▶ [ОТРЫВОК]
“Последняя жена писателя”. Биографический материал о Всеволоде Иванове.
Этот материал любезно предоставлен историком и публицистом Владимиром Ивановым-Ардашевым и взят из его книги «Эхо Русского зарубежья», изданной в Хабаровске в 2006 году
Судьбами русских, выброшенных на чужбину и позднее вернувшихся на родину, я интересуюсь давно. Был знаком со многими бывшими эмигрантами, в том числе со своим знаменитым однофамильцем, старейшим в то время хабаровским писателем Всеволодом Никаноровичем Ивановым.

▶ [ЗАДАНИЕ]
Где и в каком году вышла книга «Эхо Русского зарубежья», согласно отрывку о Всеволоде Иванове?

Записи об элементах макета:
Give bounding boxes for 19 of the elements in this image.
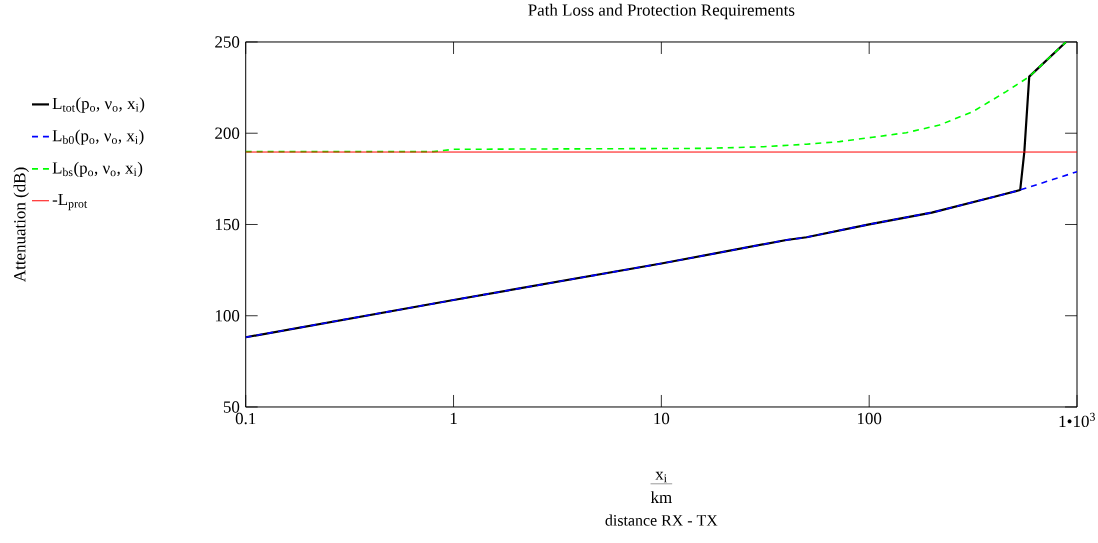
x-tick-label: 1 (450, 412, 457, 425)
text: L$_{b0}$(p$_{o}$, ν$_{o}$, x$_{i}$) (52, 129, 144, 145)
x-tick-label: 100 (857, 412, 882, 425)
x-tick-label: 10 (654, 412, 670, 425)
text: km (650, 491, 672, 503)
y-tick-label: 100 (215, 310, 240, 322)
text: L$_{tot}$(p$_{o}$, ν$_{o}$, x$_{i}$) (52, 97, 145, 113)
text: distance RX - TX (605, 514, 718, 526)
x-tick-label: 1•10$^{3}$ (1059, 412, 1095, 428)
y-tick-label: 200 (215, 127, 240, 139)
text: L$_{bs}$(p$_{o}$, ν$_{o}$, x$_{i}$) (52, 161, 143, 178)
y-tick-label: 50 (223, 401, 240, 413)
chart-title: Path Loss and Protection Requirements (528, 3, 795, 20)
text: Attenuation (dB) (13, 167, 29, 282)
text: x$_{i}$ (655, 471, 667, 483)
y-tick-label: 250 (215, 36, 240, 48)
x-tick-label: 0.1 (235, 412, 256, 425)
legend-label: -L$_{prot}$ (52, 193, 88, 211)
y-tick-label: 150 (215, 218, 240, 231)
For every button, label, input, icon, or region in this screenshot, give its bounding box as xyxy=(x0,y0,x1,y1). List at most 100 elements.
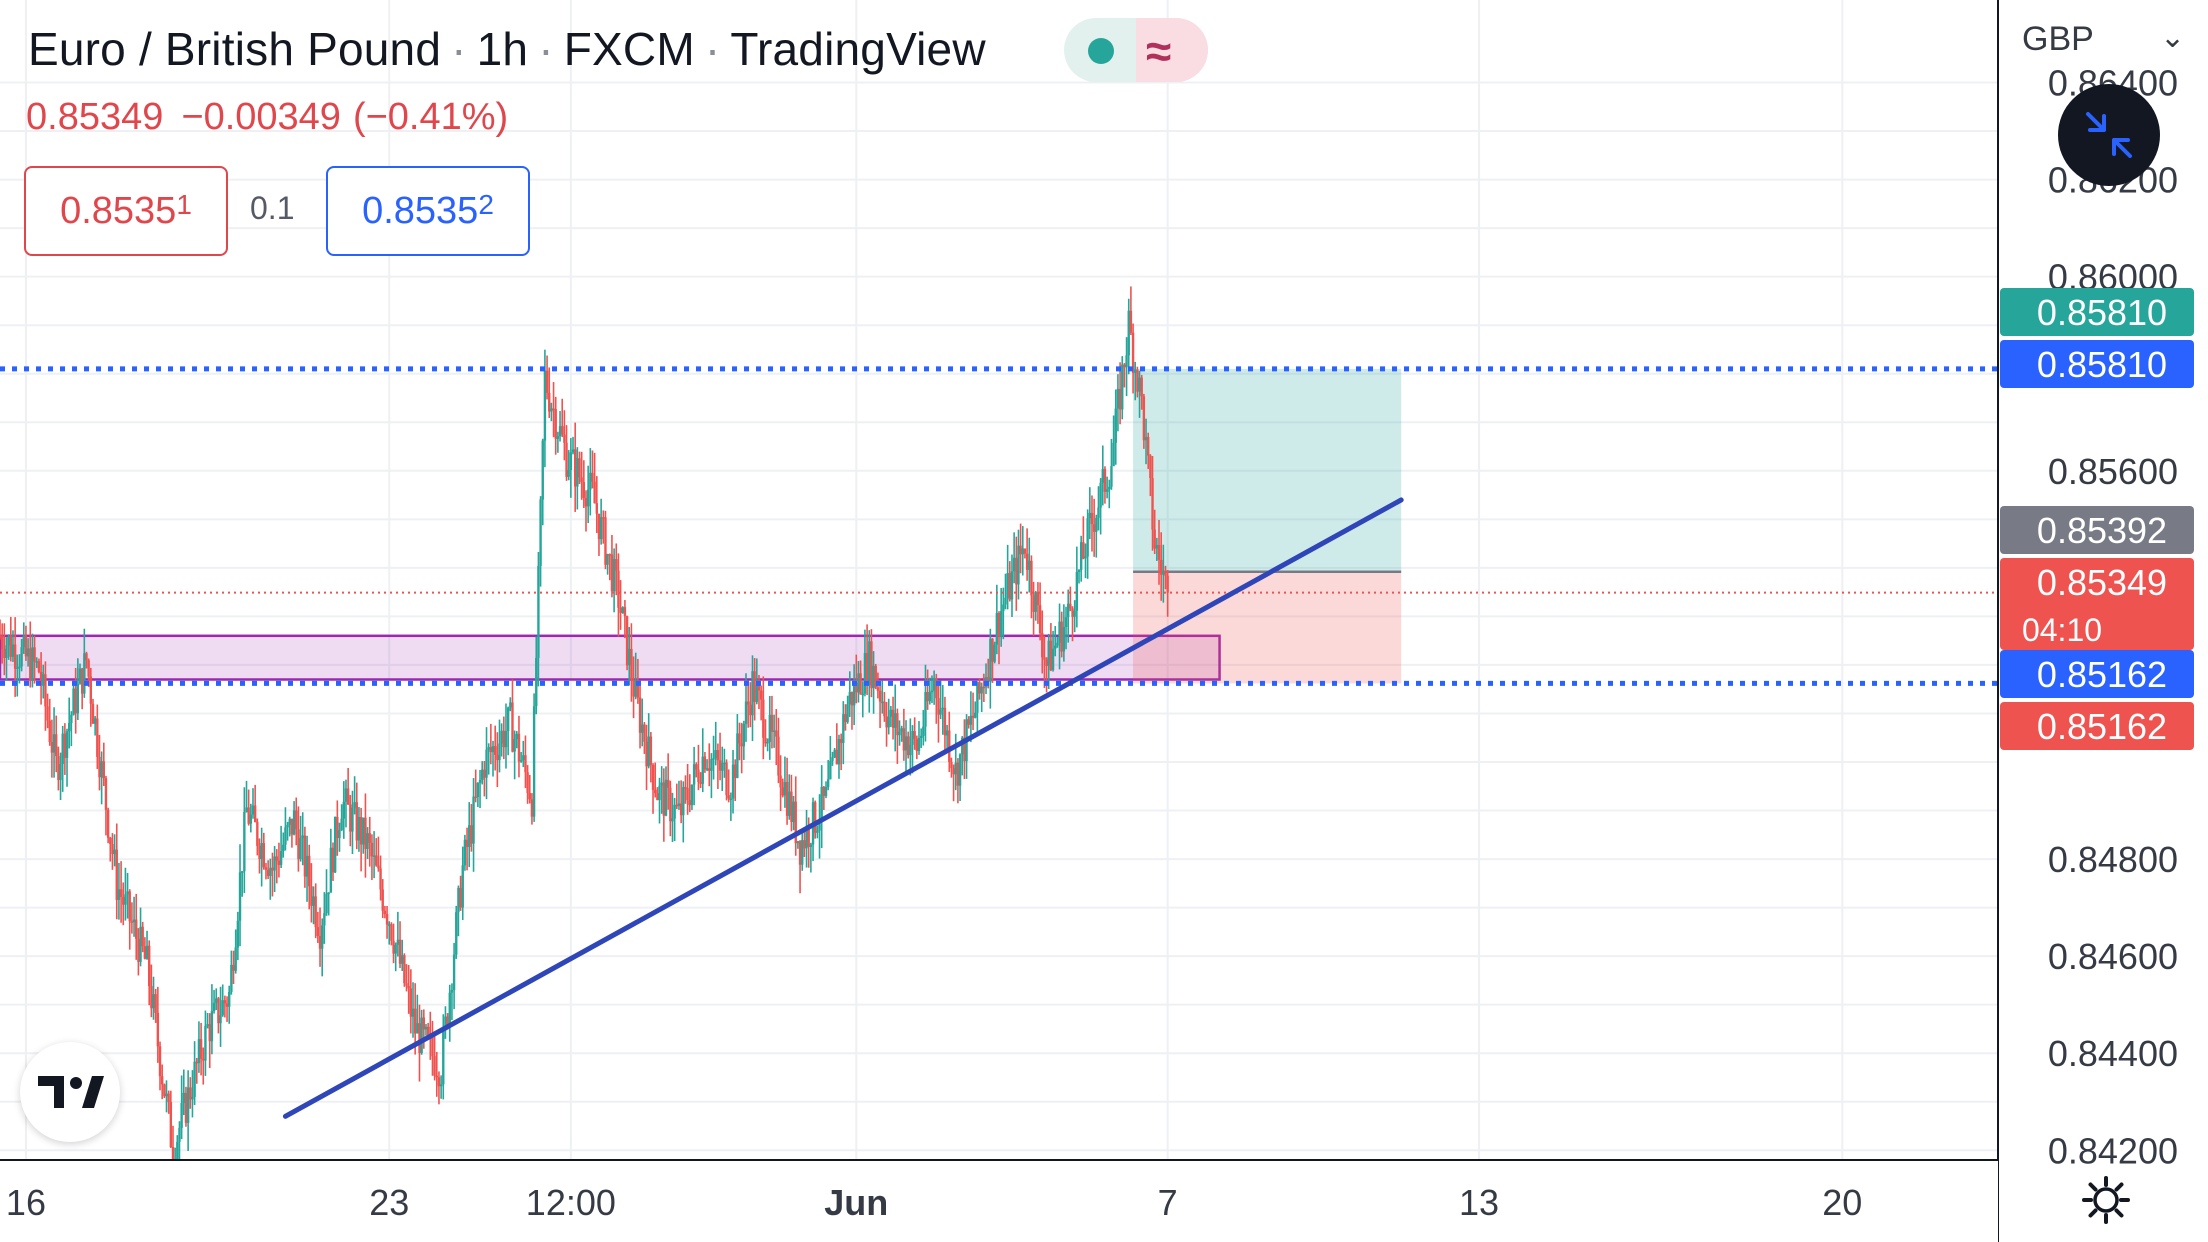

▶ [ОТВЕТ]
В Хабаровске в 2006 году.